■ Work order:
In the Magic Cap documentation below, reproduce verbatim the passage that begins with the words containing "HasIndexing_Each relies on" and ends with "#pragma unused (parameters)".

Call Each to call a function on each member of a group.

See the section on HasIterator_Each for a complete discussion of the basic behavior of the Each method. You will see various implementations of Each throughout the Magic Cap system.

HasIndexing_Each relies on your subclass's implementation of At.

Here is an example of how the HasIndexing mixin itself uses Each to define the FirstNonNil method:

Private ObjectID
ReturnNonNil(ObjectID item, Parameters *parameters) {
   #pragma unused (parameters)
   return item;
}
Method ObjectID
HasIndexing_FirstNonNil(ObjectID self) {
   ObjectID result = Each(self, ReturnNonNil, nil);
   if (result == nilObject)
      Warn(cannotFindIndex);
   return result;
}

Searching

Search

operation Search(target: Object): Unsigned, noFail;

Call: sometimes
Override: sometimes

Call Search to search your collection of objects for a given object. target is the desired object; Search returns the index of the first occurrence of this object in the collection of objects. If the requested object isn't in the collection, the result is zero.

The HasIndexing mixin definition of Search simply calls FindAfter with an afterIndex of 0. (See the description of FindAfter just below this paragraph.) Override Search if your subclass requires a different search algorithm.

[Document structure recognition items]
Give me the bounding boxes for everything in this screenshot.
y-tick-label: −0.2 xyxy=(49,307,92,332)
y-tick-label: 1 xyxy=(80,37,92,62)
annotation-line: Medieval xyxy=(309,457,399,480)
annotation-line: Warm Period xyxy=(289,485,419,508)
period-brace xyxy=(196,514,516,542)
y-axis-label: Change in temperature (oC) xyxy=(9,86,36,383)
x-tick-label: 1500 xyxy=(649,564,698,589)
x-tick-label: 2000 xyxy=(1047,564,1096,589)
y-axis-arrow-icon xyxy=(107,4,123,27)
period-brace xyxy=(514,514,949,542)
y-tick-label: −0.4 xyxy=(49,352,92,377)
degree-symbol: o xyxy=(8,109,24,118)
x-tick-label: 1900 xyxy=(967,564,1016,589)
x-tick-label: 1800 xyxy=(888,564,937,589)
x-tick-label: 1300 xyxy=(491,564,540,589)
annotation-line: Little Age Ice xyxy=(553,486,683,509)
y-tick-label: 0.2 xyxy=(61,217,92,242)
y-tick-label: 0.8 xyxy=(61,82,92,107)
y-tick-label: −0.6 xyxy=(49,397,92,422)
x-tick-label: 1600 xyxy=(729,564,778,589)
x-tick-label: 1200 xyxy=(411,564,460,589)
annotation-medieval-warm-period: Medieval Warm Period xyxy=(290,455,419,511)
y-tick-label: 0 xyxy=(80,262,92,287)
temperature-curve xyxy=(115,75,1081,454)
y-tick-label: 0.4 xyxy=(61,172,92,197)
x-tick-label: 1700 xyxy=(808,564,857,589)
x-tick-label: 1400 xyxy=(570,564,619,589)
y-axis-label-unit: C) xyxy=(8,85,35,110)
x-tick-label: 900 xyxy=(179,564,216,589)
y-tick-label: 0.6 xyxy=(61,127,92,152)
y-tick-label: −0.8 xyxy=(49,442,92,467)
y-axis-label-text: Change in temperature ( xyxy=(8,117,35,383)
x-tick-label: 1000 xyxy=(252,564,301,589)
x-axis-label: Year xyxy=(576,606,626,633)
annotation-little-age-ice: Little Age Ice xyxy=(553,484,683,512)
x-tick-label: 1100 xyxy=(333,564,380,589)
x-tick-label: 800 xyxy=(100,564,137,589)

■ Exercise solution:
HasIndexing_Each relies on your subclass's implementation of At.

Here is an example of how the HasIndexing mixin itself uses Each to define the FirstNonNil method:

Private ObjectID
ReturnNonNil(ObjectID item, Parameters *parameters) {
   #pragma unused (parameters)